Only the number is wanted: count the lines in the data with "Difference" in them.

Rows from a dataset:
□ □ □ □

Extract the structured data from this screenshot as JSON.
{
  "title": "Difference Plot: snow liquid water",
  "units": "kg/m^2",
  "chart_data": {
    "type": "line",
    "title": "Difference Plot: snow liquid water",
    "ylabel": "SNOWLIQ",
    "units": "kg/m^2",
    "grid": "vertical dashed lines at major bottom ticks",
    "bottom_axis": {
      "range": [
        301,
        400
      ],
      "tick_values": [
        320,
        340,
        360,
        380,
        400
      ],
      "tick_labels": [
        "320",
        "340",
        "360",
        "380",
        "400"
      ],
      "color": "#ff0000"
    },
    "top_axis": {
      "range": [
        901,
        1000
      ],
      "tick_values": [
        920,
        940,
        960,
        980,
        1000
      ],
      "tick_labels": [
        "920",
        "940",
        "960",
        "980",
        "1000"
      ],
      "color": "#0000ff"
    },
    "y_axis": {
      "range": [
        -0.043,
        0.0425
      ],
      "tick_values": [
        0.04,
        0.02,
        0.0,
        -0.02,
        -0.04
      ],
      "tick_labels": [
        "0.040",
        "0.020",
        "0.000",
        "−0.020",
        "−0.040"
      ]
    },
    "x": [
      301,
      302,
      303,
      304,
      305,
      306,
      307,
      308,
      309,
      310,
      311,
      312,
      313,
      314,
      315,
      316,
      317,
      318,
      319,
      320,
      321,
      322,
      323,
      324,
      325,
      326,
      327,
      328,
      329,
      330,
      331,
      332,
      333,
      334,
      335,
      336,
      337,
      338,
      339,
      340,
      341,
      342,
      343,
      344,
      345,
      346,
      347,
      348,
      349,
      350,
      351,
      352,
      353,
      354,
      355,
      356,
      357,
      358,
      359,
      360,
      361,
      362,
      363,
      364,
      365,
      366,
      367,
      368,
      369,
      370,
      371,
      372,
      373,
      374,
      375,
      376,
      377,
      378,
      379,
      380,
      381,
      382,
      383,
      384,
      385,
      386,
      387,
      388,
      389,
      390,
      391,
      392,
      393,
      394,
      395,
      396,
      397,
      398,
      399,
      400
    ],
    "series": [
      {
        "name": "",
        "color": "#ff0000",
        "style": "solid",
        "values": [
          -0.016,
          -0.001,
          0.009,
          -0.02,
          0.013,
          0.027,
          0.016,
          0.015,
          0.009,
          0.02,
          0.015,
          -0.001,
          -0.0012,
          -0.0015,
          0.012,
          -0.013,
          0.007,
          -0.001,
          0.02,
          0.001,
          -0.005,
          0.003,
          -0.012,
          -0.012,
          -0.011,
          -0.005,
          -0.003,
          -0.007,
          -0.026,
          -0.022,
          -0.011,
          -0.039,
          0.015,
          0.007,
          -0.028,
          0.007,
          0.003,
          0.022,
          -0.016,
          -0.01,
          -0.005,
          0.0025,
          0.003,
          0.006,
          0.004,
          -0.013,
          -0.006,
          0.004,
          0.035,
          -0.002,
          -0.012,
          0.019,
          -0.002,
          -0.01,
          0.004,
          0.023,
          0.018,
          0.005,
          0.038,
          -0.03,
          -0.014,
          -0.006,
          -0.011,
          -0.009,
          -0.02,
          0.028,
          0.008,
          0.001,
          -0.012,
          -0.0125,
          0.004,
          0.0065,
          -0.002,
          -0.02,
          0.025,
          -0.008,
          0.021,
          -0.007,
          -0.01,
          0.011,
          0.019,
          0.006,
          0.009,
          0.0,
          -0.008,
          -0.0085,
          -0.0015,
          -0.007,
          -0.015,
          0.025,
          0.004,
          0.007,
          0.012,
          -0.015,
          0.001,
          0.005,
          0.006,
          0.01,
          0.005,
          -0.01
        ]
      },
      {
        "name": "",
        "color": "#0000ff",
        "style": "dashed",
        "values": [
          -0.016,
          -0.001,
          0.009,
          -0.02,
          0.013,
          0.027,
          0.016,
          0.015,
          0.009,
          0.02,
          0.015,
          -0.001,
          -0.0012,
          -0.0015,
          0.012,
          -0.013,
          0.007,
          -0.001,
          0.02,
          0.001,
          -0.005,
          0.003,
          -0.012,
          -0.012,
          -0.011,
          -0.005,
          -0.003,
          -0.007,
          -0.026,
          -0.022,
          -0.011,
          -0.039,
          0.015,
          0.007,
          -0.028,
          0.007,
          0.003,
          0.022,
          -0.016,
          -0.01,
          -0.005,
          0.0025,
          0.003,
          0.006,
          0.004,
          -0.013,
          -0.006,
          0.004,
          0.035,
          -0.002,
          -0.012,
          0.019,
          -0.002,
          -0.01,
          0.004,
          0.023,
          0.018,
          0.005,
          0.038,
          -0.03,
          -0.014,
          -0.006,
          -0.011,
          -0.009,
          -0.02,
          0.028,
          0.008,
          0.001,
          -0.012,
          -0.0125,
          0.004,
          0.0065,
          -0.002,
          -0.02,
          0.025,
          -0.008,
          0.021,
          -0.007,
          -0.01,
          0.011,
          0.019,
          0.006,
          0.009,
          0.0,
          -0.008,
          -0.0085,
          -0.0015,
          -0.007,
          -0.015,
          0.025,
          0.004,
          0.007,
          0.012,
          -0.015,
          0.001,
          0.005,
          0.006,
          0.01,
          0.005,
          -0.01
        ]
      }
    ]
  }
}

□ □ □ □

**ANSWER TO THE EXERCISE**.
2